Description of the task: Reproduce verbatim every line of the entries from the one containing "y-axis-title: Optical Density" through the final line of the entries, both included.
==*==
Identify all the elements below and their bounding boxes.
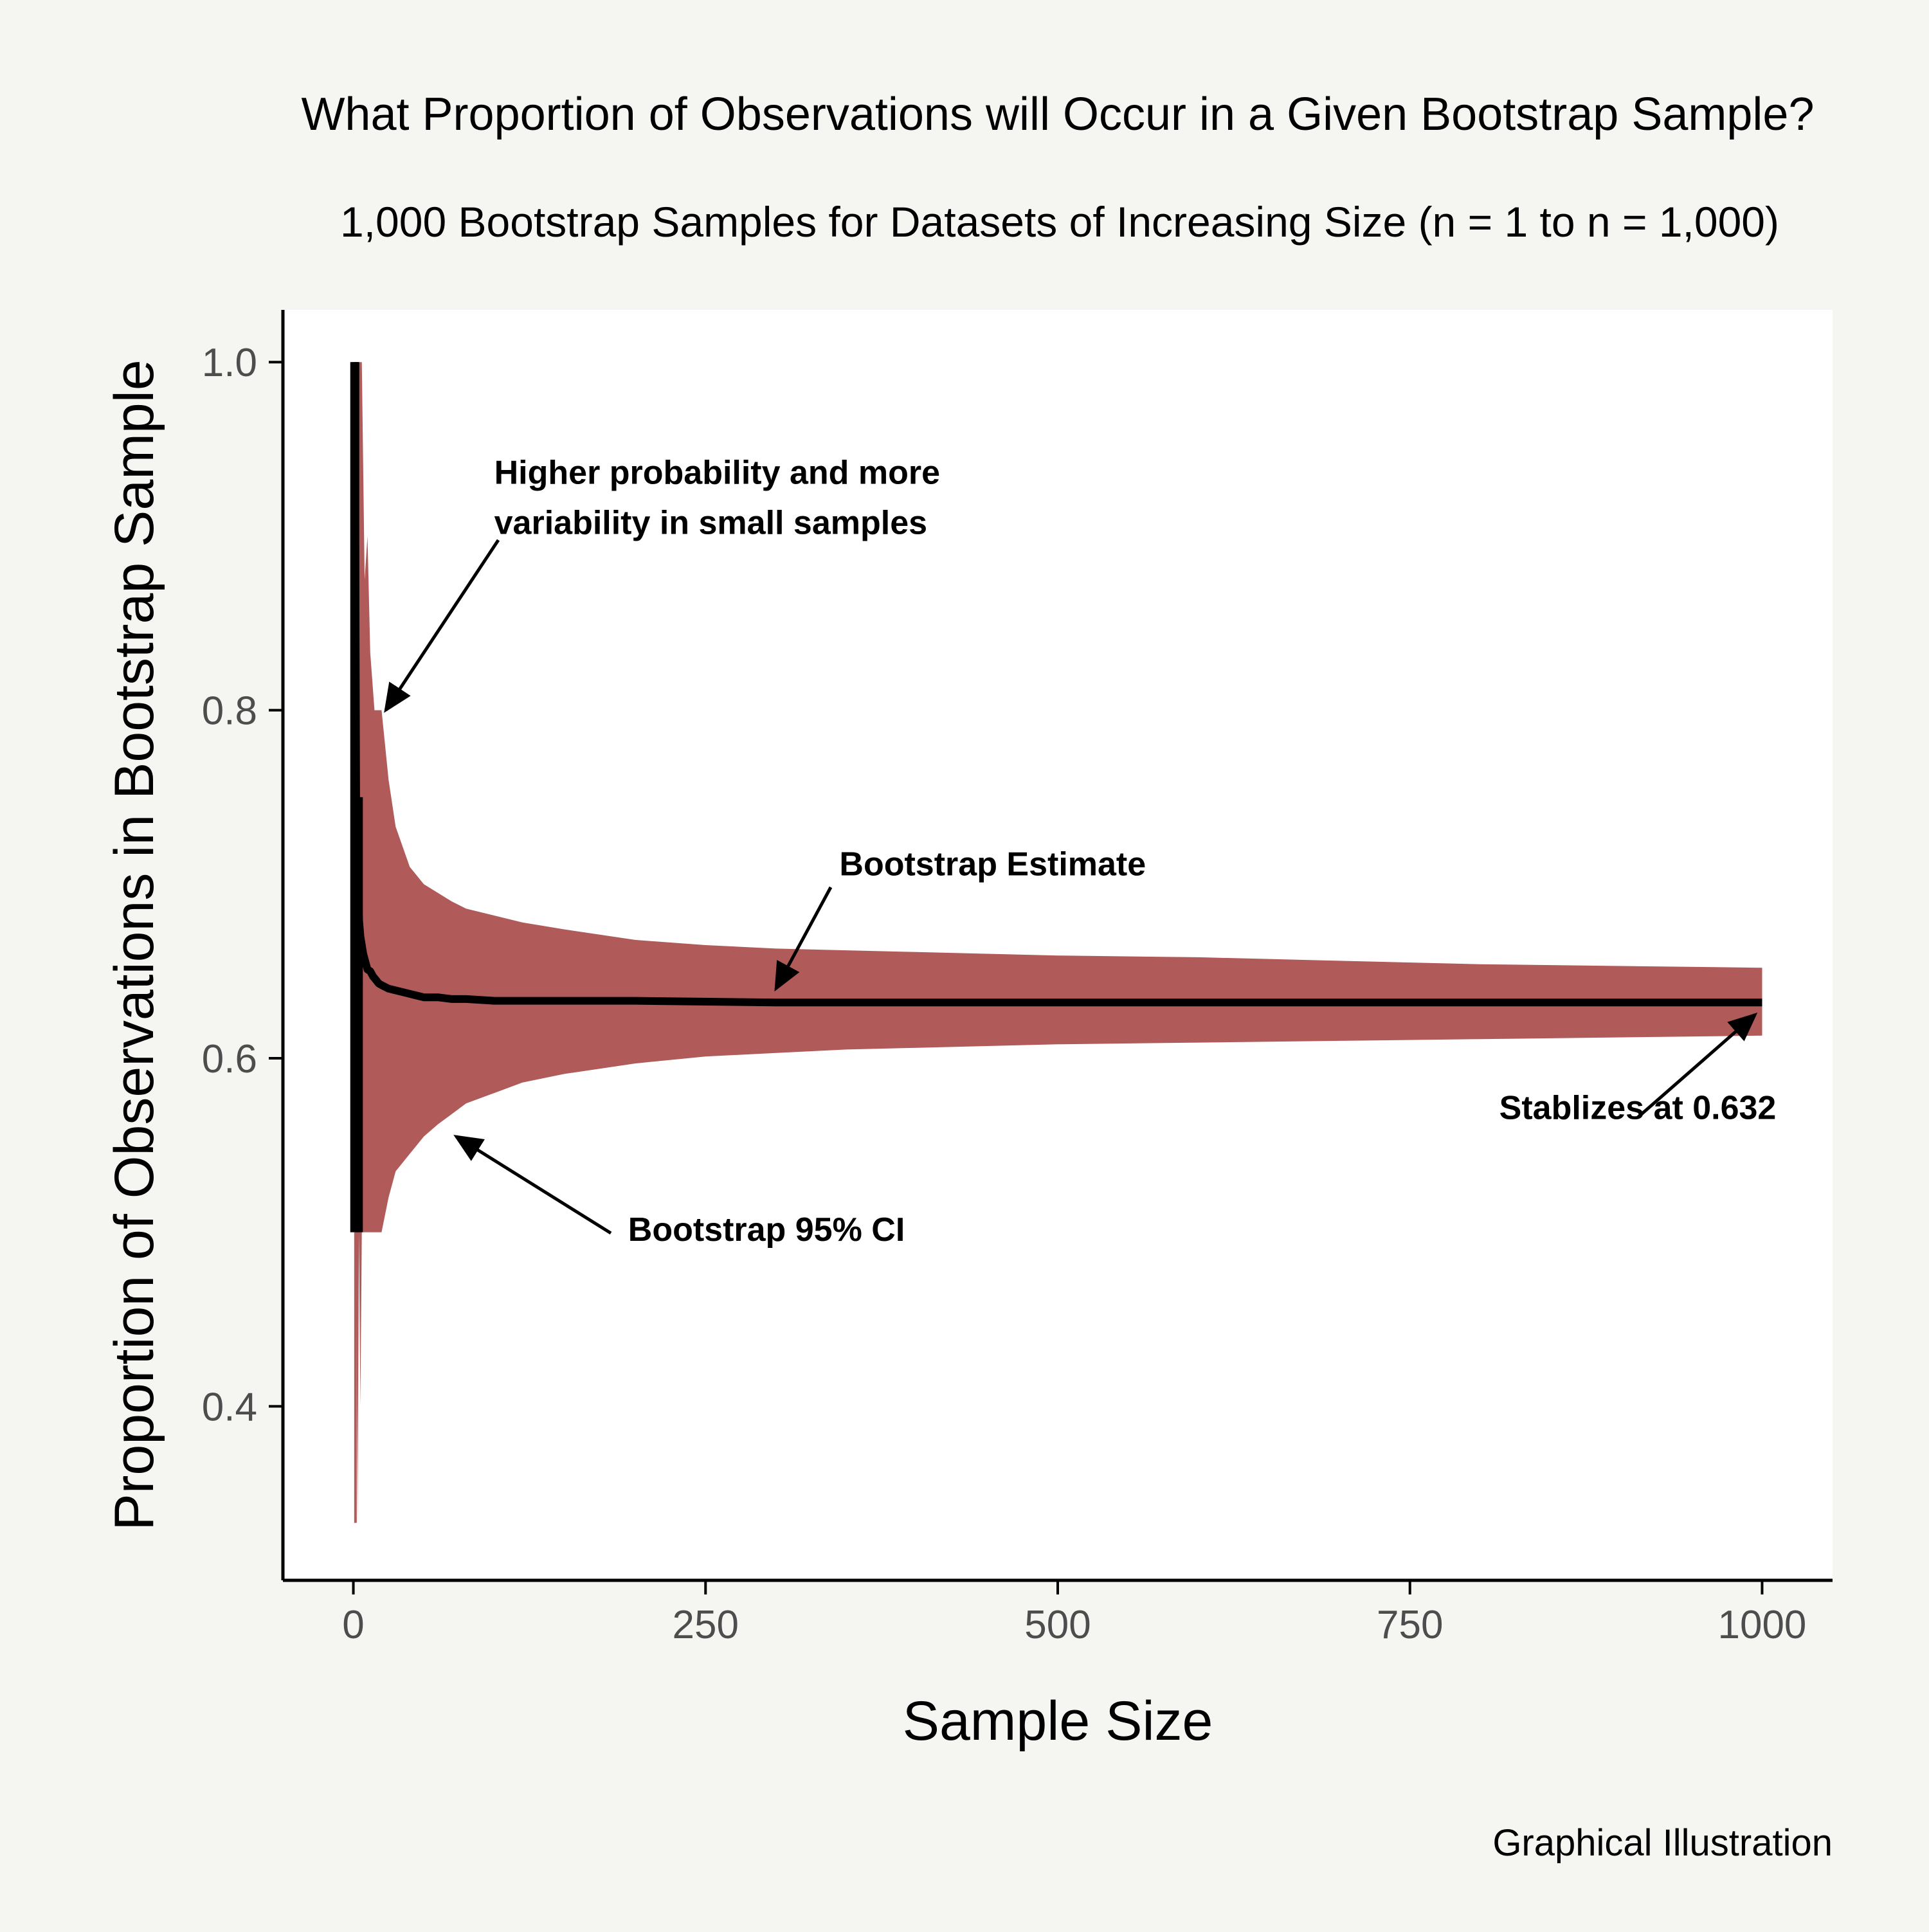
x-tick-label: 500 — [1024, 1603, 1091, 1647]
chart-subtitle: 1,000 Bootstrap Samples for Datasets of … — [340, 198, 1779, 246]
annotations-layer: Higher probability and more variability i… — [384, 455, 1777, 1249]
y-tick-label: 0.4 — [202, 1385, 257, 1429]
annotation-label: Stablizes at 0.632 — [1499, 1090, 1777, 1127]
annotation-arrow — [1636, 1012, 1758, 1119]
annotation-label: Bootstrap 95% CI — [628, 1211, 905, 1249]
annotation-label: Higher probability and more variability i… — [494, 455, 940, 542]
annotation-arrow — [384, 539, 500, 713]
annotation-arrow — [453, 1135, 612, 1235]
y-axis-ticks: 0.4 0.6 0.8 1.0 — [202, 341, 283, 1429]
annotation-line: Bootstrap Estimate — [839, 846, 1146, 883]
x-axis-title: Sample Size — [903, 1690, 1213, 1752]
annotation-line: variability in small samples — [494, 505, 927, 542]
annotation-line: Higher probability and more — [494, 455, 940, 492]
y-tick-label: 0.6 — [202, 1037, 257, 1081]
chart-title: What Proportion of Observations will Occ… — [301, 89, 1814, 140]
x-tick-label: 0 — [342, 1603, 364, 1647]
annotation-label: Bootstrap Estimate — [839, 846, 1146, 883]
y-tick-label: 0.8 — [202, 689, 257, 734]
ci-band — [354, 362, 1762, 1523]
x-axis-ticks: 0 250 500 750 1000 — [342, 1580, 1806, 1647]
ci-band-layer — [354, 362, 1762, 1523]
y-axis-title: Proportion of Observations in Bootstrap … — [104, 359, 165, 1530]
x-tick-label: 750 — [1377, 1603, 1443, 1647]
estimate-line-layer — [350, 362, 1762, 1232]
x-tick-label: 1000 — [1717, 1603, 1806, 1647]
chart-caption: Graphical Illustration — [1492, 1822, 1833, 1864]
y-tick-label: 1.0 — [202, 341, 257, 385]
x-tick-label: 250 — [673, 1603, 739, 1647]
annotation-line: Stablizes at 0.632 — [1499, 1090, 1777, 1127]
annotation-line: Bootstrap 95% CI — [628, 1211, 905, 1249]
annotation-arrow — [774, 886, 833, 992]
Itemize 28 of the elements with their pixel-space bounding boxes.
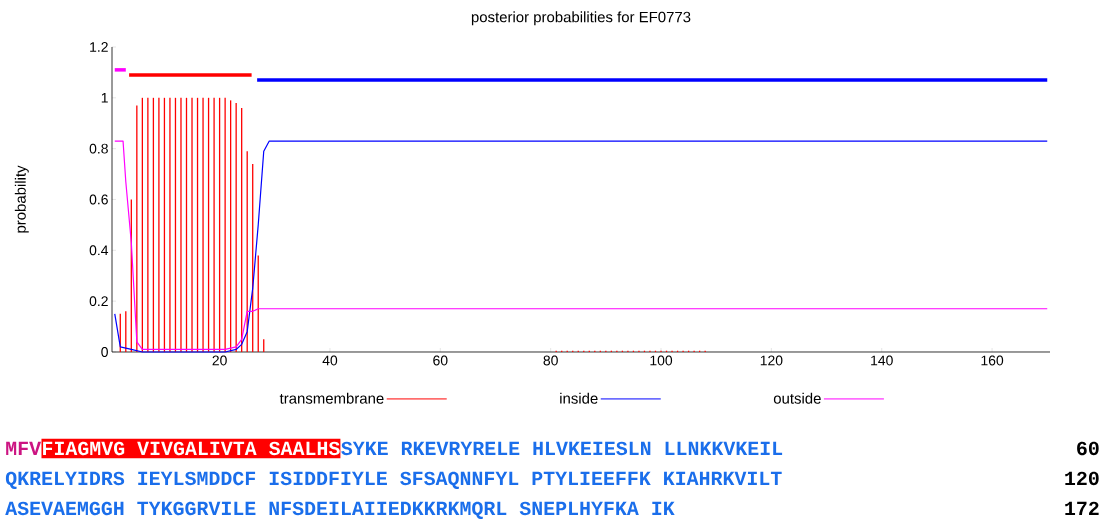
y-tick-label: 0.8 [89,143,108,154]
x-tick-label: 100 [650,355,673,366]
x-tick-label: 160 [981,355,1004,366]
text: ASEVAEMGGH TYKGGRVILE NFSDEILAIIEDKKRKMQRL SNEPLHYFKA IK [5,501,675,519]
text: SYKE RKEVRYRELE HLVKEIESLN LLNKKVKEIL [341,441,783,456]
x-tick-label: 80 [543,355,558,366]
x-tick-label: 20 [212,355,227,366]
x-tick-label: 140 [871,355,893,366]
legend-label: transmembrane [279,392,384,404]
text: 172 [1065,501,1099,515]
x-tick-label: 120 [760,355,783,366]
y-tick-label: 0.4 [89,245,109,256]
y-tick-label: 0 [101,347,108,357]
text: 60 [1077,441,1099,456]
y-tick-label: 0.2 [89,296,108,307]
x-tick-label: 60 [433,355,448,366]
y-axis-title: probability [14,165,29,233]
legend-label: outside [773,392,821,404]
y-tick-label: 0.6 [89,194,108,205]
chart-title: posterior probabilities for EF0773 [471,11,691,26]
text: MFV [6,441,42,455]
text: QKRELYIDRS IEYLSMDDCF ISIDDFIYLE SFSAQNNFYL PTYLIEEFFK KIAHRKVILT [5,471,782,489]
text: FIAGMVG VIVGALIVTA SAALHS [43,441,340,456]
y-tick-label: 1.2 [90,42,108,52]
text: 120 [1065,471,1099,486]
y-tick-label: 1 [101,93,108,103]
x-tick-label: 40 [322,355,338,366]
legend-label: inside [560,392,598,404]
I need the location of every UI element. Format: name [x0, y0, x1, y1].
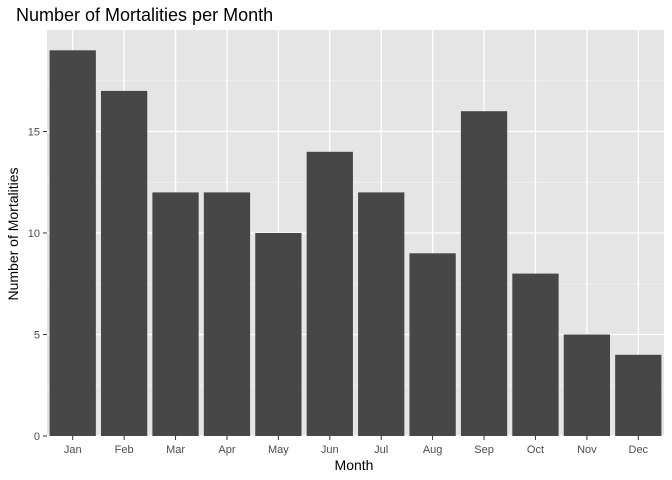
bars-group	[49, 50, 662, 437]
x-tick-label-oct: Oct	[527, 444, 544, 456]
y-axis: 0 5 10 15	[28, 127, 47, 443]
x-tick-label-mar: Mar	[166, 444, 185, 456]
grid-minor-lines	[47, 80, 664, 386]
x-tick-label-apr: Apr	[218, 444, 235, 456]
x-tick-label-jan: Jan	[64, 444, 82, 456]
y-tick-label: 15	[28, 127, 40, 139]
x-tick-label-dec: Dec	[629, 444, 649, 456]
bar-aug	[409, 253, 456, 436]
bar-feb	[100, 90, 148, 437]
y-tick-label: 0	[34, 431, 40, 443]
x-tick-label-nov: Nov	[577, 444, 597, 456]
x-tick-label-sep: Sep	[474, 444, 494, 456]
y-axis-title: Number of Mortalities	[5, 167, 21, 300]
bar-apr	[203, 192, 251, 436]
x-axis: Jan Feb Mar Apr May Jun Jul Aug Sep Oct Nov Dec	[64, 436, 649, 456]
y-tick-label: 5	[34, 330, 40, 342]
bar-jun	[306, 151, 353, 437]
x-tick-label-jul: Jul	[374, 444, 388, 456]
bar-nov	[563, 334, 611, 436]
x-tick-label-feb: Feb	[115, 444, 134, 456]
x-tick-label-jun: Jun	[321, 444, 339, 456]
x-tick-label-may: May	[268, 444, 289, 456]
bar-mar	[152, 192, 199, 436]
y-tick-label: 10	[28, 228, 40, 240]
bar-may	[255, 233, 302, 436]
x-axis-title: Month	[335, 457, 374, 473]
bar-oct	[512, 273, 559, 436]
chart-title: Number of Mortalities per Month	[16, 5, 273, 25]
bar-sep	[460, 111, 508, 436]
bar-dec	[615, 354, 662, 436]
x-tick-label-aug: Aug	[423, 444, 443, 456]
bar-jan	[49, 50, 96, 437]
bar-jul	[358, 192, 405, 436]
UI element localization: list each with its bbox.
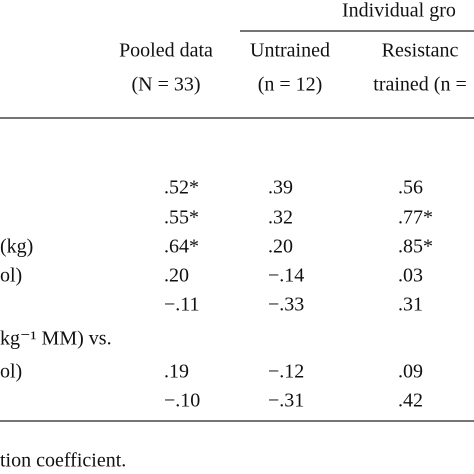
- row-label: (kg): [0, 236, 33, 258]
- column-header: (N = 33): [131, 74, 200, 96]
- table-cell: −.31: [268, 390, 304, 412]
- table-cell: −.11: [164, 294, 200, 316]
- table-cell: .42: [398, 390, 423, 412]
- table-cell: .55*: [164, 207, 199, 229]
- table-cell: .03: [398, 265, 423, 287]
- table-cell: .85*: [398, 236, 433, 258]
- row-label: ol): [0, 361, 22, 383]
- column-header: trained (n =: [373, 74, 466, 96]
- table-cell: −.12: [268, 361, 304, 383]
- table-cell: .32: [268, 207, 293, 229]
- column-header: Resistanc: [382, 40, 459, 62]
- table-cell: .31: [398, 294, 423, 316]
- table-cell: .39: [268, 177, 293, 199]
- column-header: (n = 12): [258, 74, 323, 96]
- table-cell: −.14: [268, 265, 304, 287]
- table-cell: .77*: [398, 207, 433, 229]
- table-cell: .20: [164, 265, 189, 287]
- table-cell: .20: [268, 236, 293, 258]
- table-cell: .64*: [164, 236, 199, 258]
- table-cell: .52*: [164, 177, 199, 199]
- table-cell: −.10: [164, 390, 200, 412]
- table-cell: .19: [164, 361, 189, 383]
- group-title: Individual gro: [342, 0, 456, 22]
- table-cell: −.33: [268, 294, 304, 316]
- row-label: ol): [0, 265, 22, 287]
- column-header: Pooled data: [119, 40, 213, 62]
- footnote: tion coefficient.: [0, 450, 126, 472]
- table-cell: .56: [398, 177, 423, 199]
- table-cell: .09: [398, 361, 423, 383]
- column-header: Untrained: [250, 40, 330, 62]
- row-label: kg⁻¹ MM) vs.: [0, 328, 112, 350]
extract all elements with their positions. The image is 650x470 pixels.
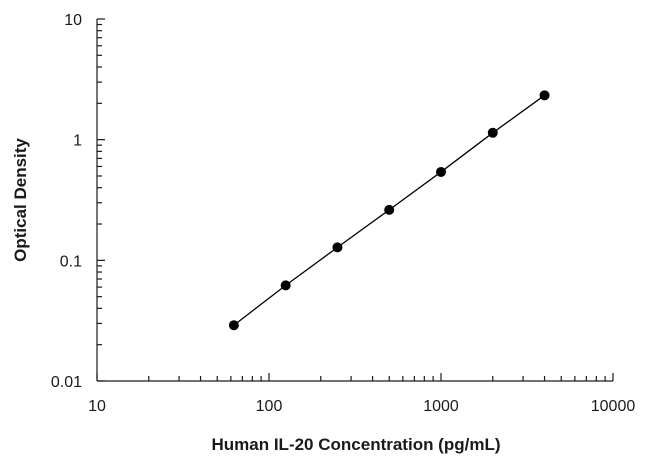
y-axis-title: Optical Density [11, 138, 30, 262]
x-tick-label: 10 [88, 398, 106, 415]
axes [96, 19, 613, 382]
series [228, 90, 550, 331]
data-point [384, 204, 395, 215]
y-tick-label: 1 [73, 133, 82, 150]
y-tick-label: 10 [64, 12, 82, 29]
tick-labels: 10 100 1000 10000 0.01 0.1 1 10 [51, 12, 635, 415]
data-point [228, 320, 239, 331]
x-tick-label: 1000 [423, 398, 459, 415]
y-tick-label: 0.01 [51, 374, 82, 391]
y-tick-label: 0.1 [60, 253, 82, 270]
data-point [332, 242, 343, 253]
x-tick-label: 100 [256, 398, 283, 415]
data-point [539, 90, 550, 101]
data-point [280, 280, 291, 291]
ticks [96, 18, 614, 382]
data-point [436, 166, 446, 177]
x-tick-label: 10000 [591, 398, 636, 415]
x-axis-title: Human IL-20 Concentration (pg/mL) [212, 435, 501, 454]
data-point [487, 127, 498, 138]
==*==
The answer:
y-axis-title: Optical Density [11, 138, 30, 262]
x-tick-label: 10 [88, 398, 106, 415]
axes [96, 19, 613, 382]
series [228, 90, 550, 331]
data-point [384, 204, 395, 215]
y-tick-label: 1 [73, 133, 82, 150]
y-tick-label: 10 [64, 12, 82, 29]
tick-labels: 10 100 1000 10000 0.01 0.1 1 10 [51, 12, 635, 415]
data-point [228, 320, 239, 331]
x-tick-label: 1000 [423, 398, 459, 415]
y-tick-label: 0.01 [51, 374, 82, 391]
y-tick-label: 0.1 [60, 253, 82, 270]
data-point [332, 242, 343, 253]
x-tick-label: 100 [256, 398, 283, 415]
data-point [539, 90, 550, 101]
data-point [280, 280, 291, 291]
ticks [96, 18, 614, 382]
data-point [436, 166, 446, 177]
x-tick-label: 10000 [591, 398, 636, 415]
x-axis-title: Human IL-20 Concentration (pg/mL) [212, 435, 501, 454]
data-point [487, 127, 498, 138]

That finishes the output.